_Selected text_
· · · ·

10/11 The Times: From The Times archives: 'the Armenian massacres'

From Times OnlineOctober 11, 2007

From The Times archives: 'the Armenian massacres'
How The Times reported the story on Friday October 8, 1915


The Times story in 1915

A Correspondent
From The Times, Friday October 8, 1915

THE ARMENIAN MASSACRES

EXTERMINATING A RACE

A RECORD OF HORRORS

To one who remembers the rejoicings which welcomed the bloodless Turkish Revolution of 1908, the fraternization of Moslem and Christian, the confidence in a better future for the Armenians which survived even the Adana massacre of 1909, the story of the systematic persecution of the Armenians of Turkey is a bitter tale to tell. Talaat Bey and his extremist allies have out-Hamided Abdul Hamid. They have even shocked their German friends, thus attaining eminence in “frightfulness” to which the “Red Sultan” never soared.

When the Committee of Union and Progress finally decided to mobilize its forces against the Triple Entente, one of its first steps was to make an end of “all that nonsense about Armenian reforms,” as the Grand Vizier styled the latest reform scheme imposed by the Powers. One of the two European Inspectors-General, who were to watch over the Administration of the six Eastern Provinces of Turkey-in-Asia, had already set forth on his journey, greeted on his way by salaaming officials and escorted by respectful gendarmes. Then came the mobilization of the Turkish Army, and before he had even reached his destination he was bundled off, returning the Constantinople with a minimum of pomp and ceremony. At once occasional raids on Armenian villages began to be reported from the “Six Villayets”.

No massacre took place during the Turkish mobilization or the early stages of the Caucasus campaign. It was not until Enver Pasha’s Army had invaded Russian territory, and another Turkish force, composed in part of Kurdish irregulars, had invaded Azerbaijan, that massacres began. At Ardahan the Turkish regulars are said by the Russians to have killed 15 civilians during their brief occupation of the town, but their irregular allies and bands of Turkish fedais committed horrible crimes at Oity, Ardanush, Artum, and other places which they occupied, unchecked by the regulars. Armenians were thrown over cliffs, their women violated and abducted, their children frequently Islamised. The invasion of Azerbaijan was attended by similar excesses. The bulk of the Armenian population, after suffering great privations, escaped into Russian territory. According to Russian newspapers and American missionaries, over 2,000 were killed, often by order of Turkish Consuls, in North-West Persia. Kurdish tribesmen committed gruesome atrocities near Bayesid, and, when the worst of the winter was over, began to raid the Armenian villages near Van. The defeat of Sary Kamish, inflicted by an army which included many Armenians, had infuriated Enver’s ruthless temper. The systematic massacre of the 25,000 Armenians of the Bashkala district, of whom less than 10 per cent are said by Russian newspapers to have escaped slaughter or forced conversion, appears to have been ordered and carried out at this period.

The full description of the horrors that ensued along the frontier must be left to our Russian allies. Suffice it to say that late in April the Armenians in the Van district who had collected arms to defend themselves against the Kurds before the war were attacked by Kurds and Turkish gendarmes. In some places they were massacred; in others they more than held their own, and finally they captured the town of Van and took a bloody vengeance on their enemies. Early in May a Russo-Armenian army entered Van.

· · · ·

_Extracted records_
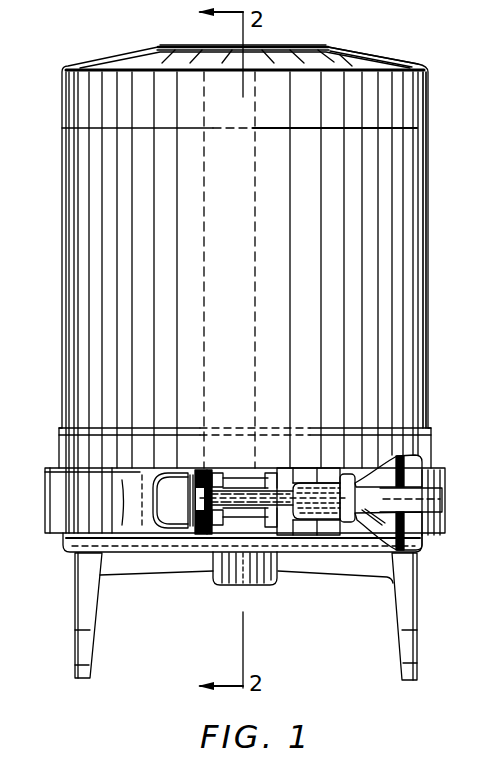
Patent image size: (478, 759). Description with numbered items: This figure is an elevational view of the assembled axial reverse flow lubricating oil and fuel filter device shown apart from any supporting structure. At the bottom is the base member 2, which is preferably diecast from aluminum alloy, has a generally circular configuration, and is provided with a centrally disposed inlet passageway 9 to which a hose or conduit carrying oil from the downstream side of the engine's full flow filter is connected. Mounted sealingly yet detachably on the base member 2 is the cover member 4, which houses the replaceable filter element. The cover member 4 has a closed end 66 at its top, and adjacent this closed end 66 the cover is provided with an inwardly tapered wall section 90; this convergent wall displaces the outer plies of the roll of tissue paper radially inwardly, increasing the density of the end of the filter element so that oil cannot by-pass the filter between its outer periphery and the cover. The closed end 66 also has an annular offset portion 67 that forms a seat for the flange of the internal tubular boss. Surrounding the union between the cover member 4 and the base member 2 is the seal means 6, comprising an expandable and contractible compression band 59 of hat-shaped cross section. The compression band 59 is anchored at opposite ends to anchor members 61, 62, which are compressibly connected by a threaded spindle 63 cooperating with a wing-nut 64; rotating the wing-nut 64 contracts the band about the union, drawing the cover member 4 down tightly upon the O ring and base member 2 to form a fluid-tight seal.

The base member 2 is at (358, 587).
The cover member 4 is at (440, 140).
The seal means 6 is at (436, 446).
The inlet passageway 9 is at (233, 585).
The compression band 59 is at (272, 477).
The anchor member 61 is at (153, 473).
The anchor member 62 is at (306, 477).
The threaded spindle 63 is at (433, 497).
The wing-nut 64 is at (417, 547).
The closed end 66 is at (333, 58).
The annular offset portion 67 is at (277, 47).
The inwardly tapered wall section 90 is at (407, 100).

· · · ·

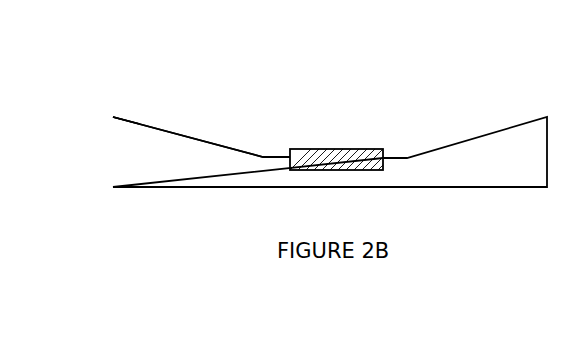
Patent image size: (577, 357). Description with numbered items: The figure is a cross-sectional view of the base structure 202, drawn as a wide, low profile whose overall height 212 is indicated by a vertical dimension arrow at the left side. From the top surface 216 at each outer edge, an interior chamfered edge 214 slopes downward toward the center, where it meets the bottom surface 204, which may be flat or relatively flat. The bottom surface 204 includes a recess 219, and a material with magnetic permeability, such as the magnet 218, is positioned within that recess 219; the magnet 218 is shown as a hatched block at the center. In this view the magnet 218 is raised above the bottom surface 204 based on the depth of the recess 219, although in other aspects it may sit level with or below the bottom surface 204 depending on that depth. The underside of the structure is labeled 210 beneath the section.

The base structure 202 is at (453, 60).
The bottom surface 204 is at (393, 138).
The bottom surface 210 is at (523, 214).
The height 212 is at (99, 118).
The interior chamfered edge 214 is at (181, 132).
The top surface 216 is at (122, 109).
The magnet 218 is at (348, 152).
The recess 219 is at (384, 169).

· · · ·

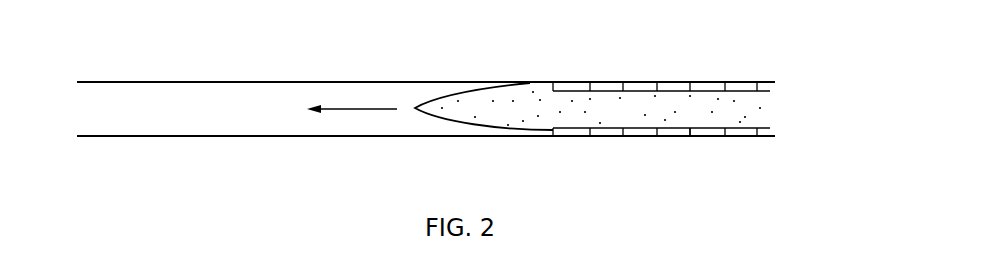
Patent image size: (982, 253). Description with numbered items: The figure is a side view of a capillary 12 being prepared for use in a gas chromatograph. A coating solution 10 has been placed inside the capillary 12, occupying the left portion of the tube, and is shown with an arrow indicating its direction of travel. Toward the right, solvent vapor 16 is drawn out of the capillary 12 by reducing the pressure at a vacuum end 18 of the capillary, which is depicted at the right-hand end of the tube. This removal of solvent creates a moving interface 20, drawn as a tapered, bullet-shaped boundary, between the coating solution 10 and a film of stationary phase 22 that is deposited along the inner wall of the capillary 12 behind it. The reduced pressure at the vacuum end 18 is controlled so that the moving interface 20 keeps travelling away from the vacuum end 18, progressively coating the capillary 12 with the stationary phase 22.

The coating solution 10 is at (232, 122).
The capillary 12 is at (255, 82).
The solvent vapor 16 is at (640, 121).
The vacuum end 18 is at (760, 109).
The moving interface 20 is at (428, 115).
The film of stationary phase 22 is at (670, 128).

· · · ·

_List of tasks_
(a) According to the Times article on the Armenian massacres, at which named places did the irregular allies and bands of Turkish fedais commit horrible crimes? List them all.
(b) Answer each question from the Times article on the Armenian massacres.
(i) In what year did the Adana massacre take place?
(ii) How many Armenians lived in the Bashkala district?
(iii) When did a Russo-Armenian army enter Van?
(c) Reproduce the Times article on the Armenian massacres from "The full description" to "army entered Van.".

_Worked solutions_
(a) Oity, Ardanush, Artum

(b)
(i) 1909
(ii) 25,000
(iii) Early in May

(c)
The full description of the horrors that ensued along the frontier must be left to our Russian allies. Suffice it to say that late in April the Armenians in the Van district who had collected arms to defend themselves against the Kurds before the war were attacked by Kurds and Turkish gendarmes. In some places they were massacred; in others they more than held their own, and finally they captured the town of Van and took a bloody vengeance on their enemies. Early in May a Russo-Armenian army entered Van.